Problem to work on: Determine how many lines of the material hold the string "inches" and reply with only that number.
___ Provided data
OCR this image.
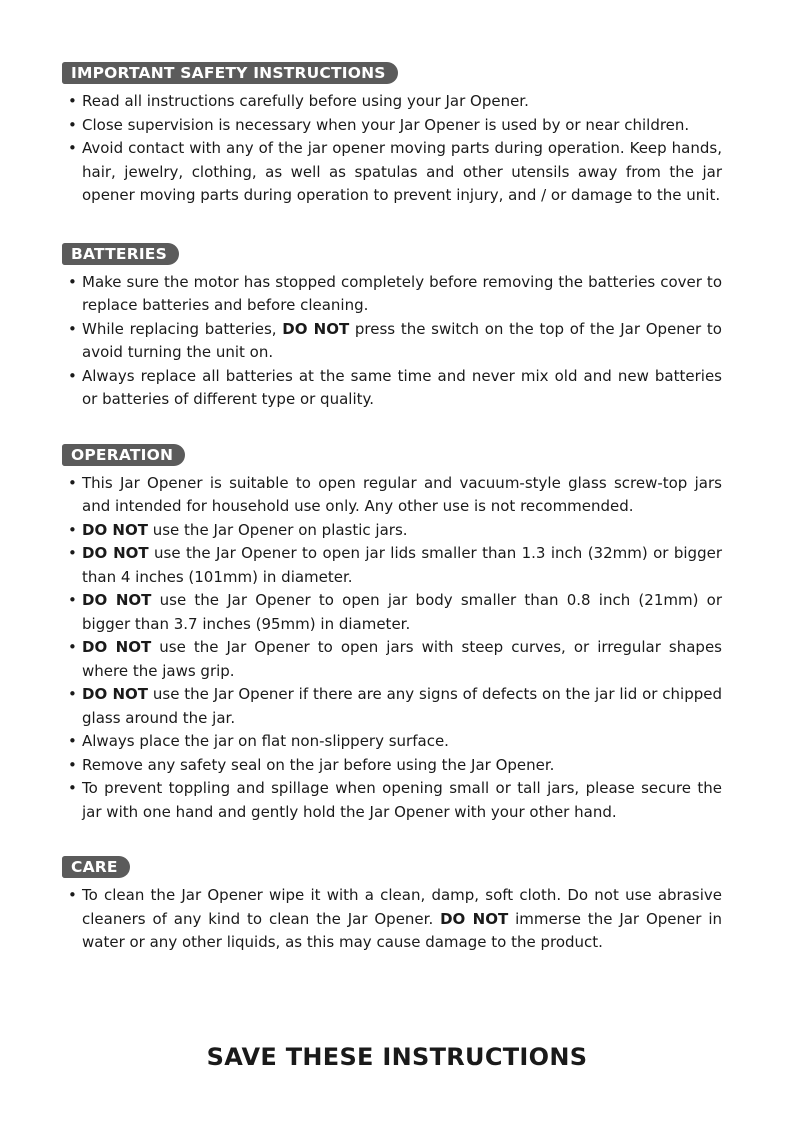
IMPORTANT SAFETY INSTRUCTIONS
• Read all instructions carefully before using your Jar Opener.
• Close supervision is necessary when your Jar Opener is used by or near children.
• Avoid contact with any of the jar opener moving parts during operation. Keep hands, hair, jewelry, clothing, as well as spatulas and other utensils away from the jar opener moving parts during operation to prevent injury, and / or damage to the unit.
BATTERIES
• Make sure the motor has stopped completely before removing the batteries cover to replace batteries and before cleaning.
• While replacing batteries, DO NOT press the switch on the top of the Jar Opener to avoid turning the unit on.
• Always replace all batteries at the same time and never mix old and new batteries or batteries of different type or quality.
OPERATION
• This Jar Opener is suitable to open regular and vacuum-style glass screw-top jars and intended for household use only. Any other use is not recommended.
• DO NOT use the Jar Opener on plastic jars.
• DO NOT use the Jar Opener to open jar lids smaller than 1.3 inch (32mm) or bigger than 4 inches (101mm) in diameter.
• DO NOT use the Jar Opener to open jar body smaller than 0.8 inch (21mm) or bigger than 3.7 inches (95mm) in diameter.
• DO NOT use the Jar Opener to open jars with steep curves, or irregular shapes where the jaws grip.
• DO NOT use the Jar Opener if there are any signs of defects on the jar lid or chipped glass around the jar.
• Always place the jar on flat non-slippery surface.
• Remove any safety seal on the jar before using the Jar Opener.
• To prevent toppling and spillage when opening small or tall jars, please secure the jar with one hand and gently hold the Jar Opener with your other hand.
CARE
• To clean the Jar Opener wipe it with a clean, damp, soft cloth. Do not use abrasive cleaners of any kind to clean the Jar Opener. DO NOT immerse the Jar Opener in water or any other liquids, as this may cause damage to the product.
SAVE THESE INSTRUCTIONS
______
Reply: 2